GIVEN PROBLEM 1
Please write out the records, from their first line up to and including the line that contains "x-tick-label: ene-18: [923, 489, 939, 530]", keeping each line identical.

TEXT SHOWN
'''
Here the pattern matches are not as obvious, as in case of the 2010 comparison (shown in the comment), where the source for the reproduction of Holiday's illustration is a low resolution scan from eBooks@Adelaide. Higher resolution does not always help: Low resolution also is a kind of low pass filtering which you apply to images in order to focus on larger patterns. Therefore I inserted a vectorized low resolition segment (without manual manipulations) of Holiday's illustration into the high resolution scan of an illustration from the 1876 edition of The Hunting of the Snark. (eBooks@Adelaide told me that their scans are from the 1876 edition of the Snark as well. In the 1981 William Kaufman edition of the annotaded Snark you will find slightly different prints. There also are reproductons of Holiday's drawings.)

Why might Henry Holiday have hidden that eagle in one of his illustrations to Lewis Carroll's The Hunting of the Snark? I think that - as in case of most (not all) hidden elements in the other illustrations to the Snark - this is a pictorial allusion to another work or art. This is not about eagles. This example shows that Henry Holiday did not use shapes quoted from other illustrations and paintings in order to enhance the artistic value of his illustration by "stealing" from other artists. Rather, he may have used such copied shapes as "pointers" from his own illustrations to these other works of art. Or he simply used the shapes to construct conundrums. That would be taking references to other works of art, not plagiarism.
'''
GIVEN INFORMATION
'''
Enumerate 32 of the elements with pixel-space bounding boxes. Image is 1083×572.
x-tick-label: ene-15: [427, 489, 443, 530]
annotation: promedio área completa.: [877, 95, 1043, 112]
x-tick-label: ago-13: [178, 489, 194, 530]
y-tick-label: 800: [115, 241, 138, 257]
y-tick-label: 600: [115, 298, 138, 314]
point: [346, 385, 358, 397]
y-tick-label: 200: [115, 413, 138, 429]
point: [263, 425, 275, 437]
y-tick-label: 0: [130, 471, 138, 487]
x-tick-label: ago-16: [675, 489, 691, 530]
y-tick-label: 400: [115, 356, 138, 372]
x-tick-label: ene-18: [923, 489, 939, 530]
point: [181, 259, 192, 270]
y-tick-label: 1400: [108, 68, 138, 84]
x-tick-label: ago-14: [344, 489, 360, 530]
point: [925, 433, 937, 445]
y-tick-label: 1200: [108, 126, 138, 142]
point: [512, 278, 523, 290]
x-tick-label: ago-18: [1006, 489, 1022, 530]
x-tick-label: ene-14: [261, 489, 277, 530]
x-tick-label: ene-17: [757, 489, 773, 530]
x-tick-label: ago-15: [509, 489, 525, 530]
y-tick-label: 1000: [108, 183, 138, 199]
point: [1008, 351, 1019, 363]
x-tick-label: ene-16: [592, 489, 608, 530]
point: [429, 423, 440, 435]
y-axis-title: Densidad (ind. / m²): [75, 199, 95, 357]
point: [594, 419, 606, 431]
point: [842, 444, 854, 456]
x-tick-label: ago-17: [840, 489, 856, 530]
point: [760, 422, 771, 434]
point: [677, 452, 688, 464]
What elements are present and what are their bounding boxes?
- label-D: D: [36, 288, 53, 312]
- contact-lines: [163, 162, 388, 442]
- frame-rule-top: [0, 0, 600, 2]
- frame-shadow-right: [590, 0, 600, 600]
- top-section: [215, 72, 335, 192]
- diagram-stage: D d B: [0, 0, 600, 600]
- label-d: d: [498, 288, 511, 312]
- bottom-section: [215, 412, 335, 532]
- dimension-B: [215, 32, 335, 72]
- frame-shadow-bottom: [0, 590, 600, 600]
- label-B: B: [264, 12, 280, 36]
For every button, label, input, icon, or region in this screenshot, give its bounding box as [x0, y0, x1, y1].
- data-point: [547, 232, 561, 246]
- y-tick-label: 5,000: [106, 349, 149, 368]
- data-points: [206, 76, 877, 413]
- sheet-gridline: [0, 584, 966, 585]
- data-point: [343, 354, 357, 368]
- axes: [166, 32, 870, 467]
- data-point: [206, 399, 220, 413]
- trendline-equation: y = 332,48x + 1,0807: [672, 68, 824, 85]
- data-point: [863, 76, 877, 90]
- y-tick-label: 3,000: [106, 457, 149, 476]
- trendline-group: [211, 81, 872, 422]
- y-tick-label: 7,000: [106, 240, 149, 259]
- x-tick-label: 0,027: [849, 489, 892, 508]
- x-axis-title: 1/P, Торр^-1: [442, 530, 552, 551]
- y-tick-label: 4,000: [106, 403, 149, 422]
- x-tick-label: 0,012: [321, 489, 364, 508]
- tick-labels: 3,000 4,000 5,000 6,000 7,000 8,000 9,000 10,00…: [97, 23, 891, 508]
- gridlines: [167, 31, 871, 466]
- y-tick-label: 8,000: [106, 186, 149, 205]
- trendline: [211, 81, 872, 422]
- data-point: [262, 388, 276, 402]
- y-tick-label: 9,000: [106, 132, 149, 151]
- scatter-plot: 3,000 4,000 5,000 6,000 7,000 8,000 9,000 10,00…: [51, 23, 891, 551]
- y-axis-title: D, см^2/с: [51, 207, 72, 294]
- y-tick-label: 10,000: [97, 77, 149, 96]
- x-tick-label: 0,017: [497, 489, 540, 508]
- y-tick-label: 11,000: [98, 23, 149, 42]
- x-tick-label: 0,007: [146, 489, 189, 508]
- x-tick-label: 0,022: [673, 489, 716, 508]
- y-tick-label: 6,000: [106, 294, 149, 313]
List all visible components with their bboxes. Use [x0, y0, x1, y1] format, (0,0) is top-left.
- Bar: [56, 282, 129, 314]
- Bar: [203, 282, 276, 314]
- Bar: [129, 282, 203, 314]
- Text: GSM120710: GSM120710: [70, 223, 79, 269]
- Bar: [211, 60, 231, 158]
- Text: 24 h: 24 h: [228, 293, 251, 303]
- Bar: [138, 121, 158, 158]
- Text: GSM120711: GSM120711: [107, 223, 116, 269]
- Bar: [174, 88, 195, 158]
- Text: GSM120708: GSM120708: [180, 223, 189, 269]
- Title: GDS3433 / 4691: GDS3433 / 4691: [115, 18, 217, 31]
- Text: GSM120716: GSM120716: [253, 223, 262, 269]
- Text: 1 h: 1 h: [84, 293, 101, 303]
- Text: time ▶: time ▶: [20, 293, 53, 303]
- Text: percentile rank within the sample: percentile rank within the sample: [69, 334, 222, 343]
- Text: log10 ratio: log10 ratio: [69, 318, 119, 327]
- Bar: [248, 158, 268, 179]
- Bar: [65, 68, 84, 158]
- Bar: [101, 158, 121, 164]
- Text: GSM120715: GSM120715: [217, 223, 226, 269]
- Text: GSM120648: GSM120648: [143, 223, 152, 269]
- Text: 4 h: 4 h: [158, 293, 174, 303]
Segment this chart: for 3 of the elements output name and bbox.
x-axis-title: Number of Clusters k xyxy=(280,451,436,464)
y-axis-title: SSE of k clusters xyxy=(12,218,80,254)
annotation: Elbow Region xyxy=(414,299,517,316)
'''
GIVEN PROBLEM 2
From the text about Henry Holiday's illustrations to The Hunting of the Snark, copy word for word the passage from "Why might Henry" up to and including "art, not plagiarism.".

REPLY 1
Enumerate 32 of the elements with pixel-space bounding boxes. Image is 1083×572.
x-tick-label: ene-15: [427, 489, 443, 530]
annotation: promedio área completa.: [877, 95, 1043, 112]
x-tick-label: ago-13: [178, 489, 194, 530]
y-tick-label: 800: [115, 241, 138, 257]
y-tick-label: 600: [115, 298, 138, 314]
point: [346, 385, 358, 397]
y-tick-label: 200: [115, 413, 138, 429]
point: [263, 425, 275, 437]
y-tick-label: 0: [130, 471, 138, 487]
x-tick-label: ago-16: [675, 489, 691, 530]
y-tick-label: 400: [115, 356, 138, 372]
x-tick-label: ene-18: [923, 489, 939, 530]

REPLY 2
Why might Henry Holiday have hidden that eagle in one of his illustrations to Lewis Carroll's The Hunting of the Snark? I think that - as in case of most (not all) hidden elements in the other illustrations to the Snark - this is a pictorial allusion to another work or art. This is not about eagles. This example shows that Henry Holiday did not use shapes quoted from other illustrations and paintings in order to enhance the artistic value of his illustration by "stealing" from other artists. Rather, he may have used such copied shapes as "pointers" from his own illustrations to these other works of art. Or he simply used the shapes to construct conundrums. That would be taking references to other works of art, not plagiarism.